Repeat every record exactly, but keep images out of the copy.

_Extracted records_.
+++++

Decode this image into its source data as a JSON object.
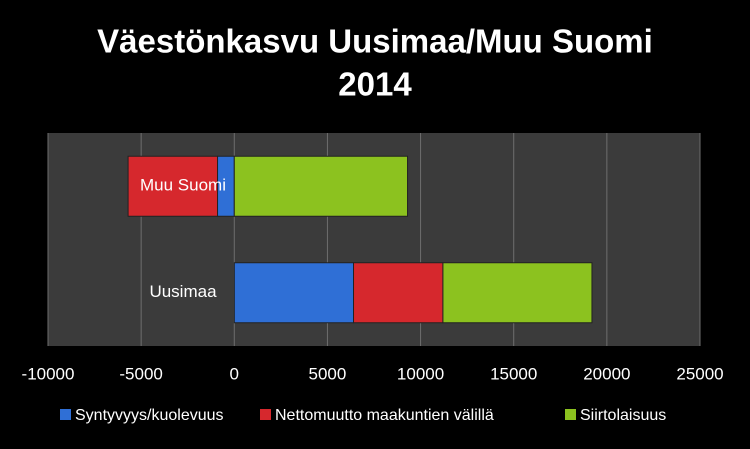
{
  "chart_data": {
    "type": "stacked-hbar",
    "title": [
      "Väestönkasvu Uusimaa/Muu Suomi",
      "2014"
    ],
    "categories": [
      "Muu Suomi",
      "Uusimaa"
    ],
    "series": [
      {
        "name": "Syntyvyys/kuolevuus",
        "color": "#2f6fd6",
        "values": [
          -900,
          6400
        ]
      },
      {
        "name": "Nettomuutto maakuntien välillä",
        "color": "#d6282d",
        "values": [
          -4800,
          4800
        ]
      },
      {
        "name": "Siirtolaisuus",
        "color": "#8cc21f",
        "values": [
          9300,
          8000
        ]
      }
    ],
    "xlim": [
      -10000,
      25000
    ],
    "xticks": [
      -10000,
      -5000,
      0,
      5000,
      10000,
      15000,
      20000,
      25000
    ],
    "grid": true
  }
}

+++++

_Answer to this task_.
Decode this image into its source data as a JSON object.
{
  "chart_data": {
    "type": "stacked-hbar",
    "title": [
      "Väestönkasvu Uusimaa/Muu Suomi",
      "2014"
    ],
    "categories": [
      "Muu Suomi",
      "Uusimaa"
    ],
    "series": [
      {
        "name": "Syntyvyys/kuolevuus",
        "color": "#2f6fd6",
        "values": [
          -900,
          6400
        ]
      },
      {
        "name": "Nettomuutto maakuntien välillä",
        "color": "#d6282d",
        "values": [
          -4800,
          4800
        ]
      },
      {
        "name": "Siirtolaisuus",
        "color": "#8cc21f",
        "values": [
          9300,
          8000
        ]
      }
    ],
    "xlim": [
      -10000,
      25000
    ],
    "xticks": [
      -10000,
      -5000,
      0,
      5000,
      10000,
      15000,
      20000,
      25000
    ],
    "grid": true
  }
}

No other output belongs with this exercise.